▸ Objective:
Give every line back verbatim, dropping all images.

Dataset rows about figures
******************************

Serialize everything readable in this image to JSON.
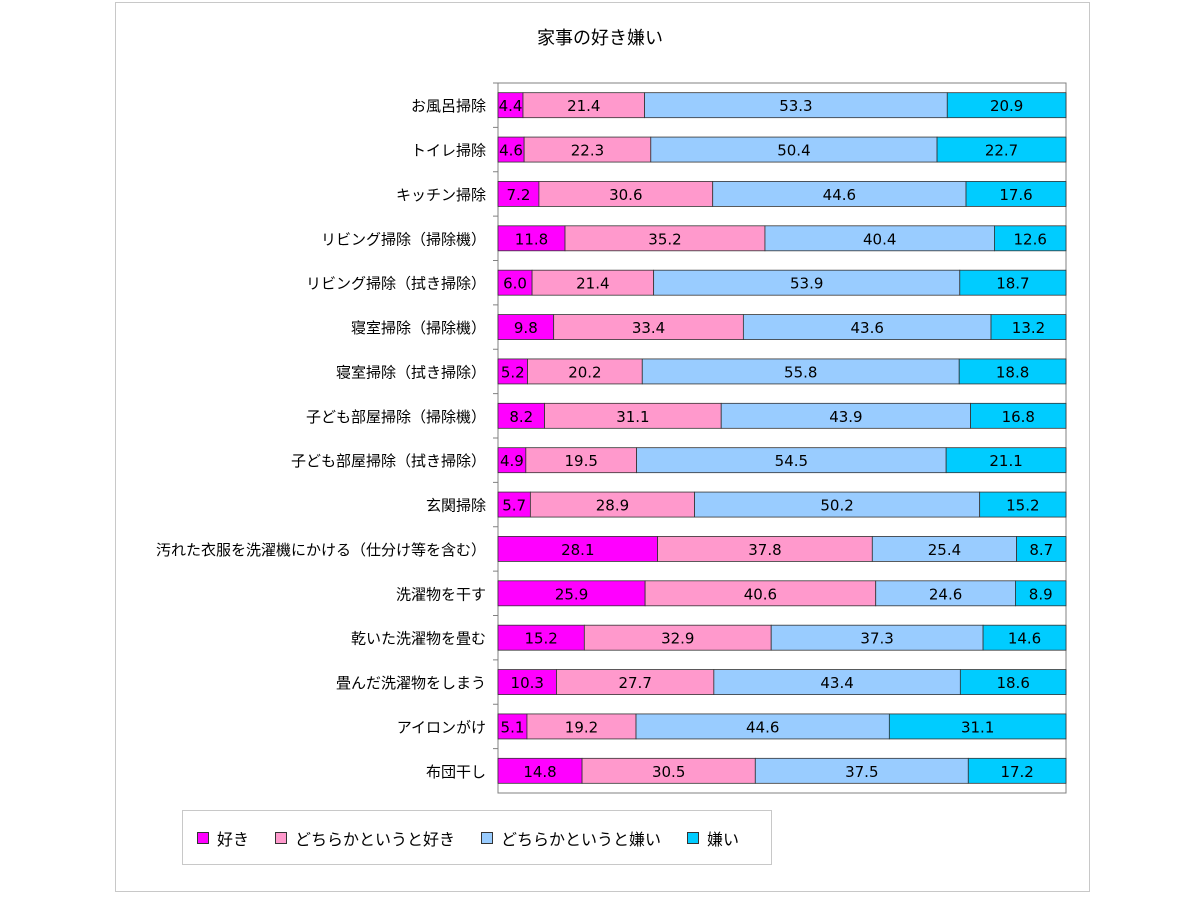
{
  "chart_data": {
    "type": "bar",
    "orientation": "horizontal",
    "stacked": true,
    "title": "家事の好き嫌い",
    "xlim": [
      0,
      100
    ],
    "grid": false,
    "legend_position": "bottom",
    "categories": [
      "お風呂掃除",
      "トイレ掃除",
      "キッチン掃除",
      "リビング掃除（掃除機）",
      "リビング掃除（拭き掃除）",
      "寝室掃除（掃除機）",
      "寝室掃除（拭き掃除）",
      "子ども部屋掃除（掃除機）",
      "子ども部屋掃除（拭き掃除）",
      "玄関掃除",
      "汚れた衣服を洗濯機にかける（仕分け等を含む）",
      "洗濯物を干す",
      "乾いた洗濯物を畳む",
      "畳んだ洗濯物をしまう",
      "アイロンがけ",
      "布団干し"
    ],
    "series": [
      {
        "name": "好き",
        "color": "#ff00ff",
        "values": [
          4.4,
          4.6,
          7.2,
          11.8,
          6.0,
          9.8,
          5.2,
          8.2,
          4.9,
          5.7,
          28.1,
          25.9,
          15.2,
          10.3,
          5.1,
          14.8
        ]
      },
      {
        "name": "どちらかというと好き",
        "color": "#ff99cc",
        "values": [
          21.4,
          22.3,
          30.6,
          35.2,
          21.4,
          33.4,
          20.2,
          31.1,
          19.5,
          28.9,
          37.8,
          40.6,
          32.9,
          27.7,
          19.2,
          30.5
        ]
      },
      {
        "name": "どちらかというと嫌い",
        "color": "#99ccff",
        "values": [
          53.3,
          50.4,
          44.6,
          40.4,
          53.9,
          43.6,
          55.8,
          43.9,
          54.5,
          50.2,
          25.4,
          24.6,
          37.3,
          43.4,
          44.6,
          37.5
        ]
      },
      {
        "name": "嫌い",
        "color": "#00ccff",
        "values": [
          20.9,
          22.7,
          17.6,
          12.6,
          18.7,
          13.2,
          18.8,
          16.8,
          21.1,
          15.2,
          8.7,
          8.9,
          14.6,
          18.6,
          31.1,
          17.2
        ]
      }
    ]
  }
}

******************************

▸ Full solution:
Serialize everything readable in this image to JSON.
{
  "chart_data": {
    "type": "bar",
    "orientation": "horizontal",
    "stacked": true,
    "title": "家事の好き嫌い",
    "xlim": [
      0,
      100
    ],
    "grid": false,
    "legend_position": "bottom",
    "categories": [
      "お風呂掃除",
      "トイレ掃除",
      "キッチン掃除",
      "リビング掃除（掃除機）",
      "リビング掃除（拭き掃除）",
      "寝室掃除（掃除機）",
      "寝室掃除（拭き掃除）",
      "子ども部屋掃除（掃除機）",
      "子ども部屋掃除（拭き掃除）",
      "玄関掃除",
      "汚れた衣服を洗濯機にかける（仕分け等を含む）",
      "洗濯物を干す",
      "乾いた洗濯物を畳む",
      "畳んだ洗濯物をしまう",
      "アイロンがけ",
      "布団干し"
    ],
    "series": [
      {
        "name": "好き",
        "color": "#ff00ff",
        "values": [
          4.4,
          4.6,
          7.2,
          11.8,
          6.0,
          9.8,
          5.2,
          8.2,
          4.9,
          5.7,
          28.1,
          25.9,
          15.2,
          10.3,
          5.1,
          14.8
        ]
      },
      {
        "name": "どちらかというと好き",
        "color": "#ff99cc",
        "values": [
          21.4,
          22.3,
          30.6,
          35.2,
          21.4,
          33.4,
          20.2,
          31.1,
          19.5,
          28.9,
          37.8,
          40.6,
          32.9,
          27.7,
          19.2,
          30.5
        ]
      },
      {
        "name": "どちらかというと嫌い",
        "color": "#99ccff",
        "values": [
          53.3,
          50.4,
          44.6,
          40.4,
          53.9,
          43.6,
          55.8,
          43.9,
          54.5,
          50.2,
          25.4,
          24.6,
          37.3,
          43.4,
          44.6,
          37.5
        ]
      },
      {
        "name": "嫌い",
        "color": "#00ccff",
        "values": [
          20.9,
          22.7,
          17.6,
          12.6,
          18.7,
          13.2,
          18.8,
          16.8,
          21.1,
          15.2,
          8.7,
          8.9,
          14.6,
          18.6,
          31.1,
          17.2
        ]
      }
    ]
  }
}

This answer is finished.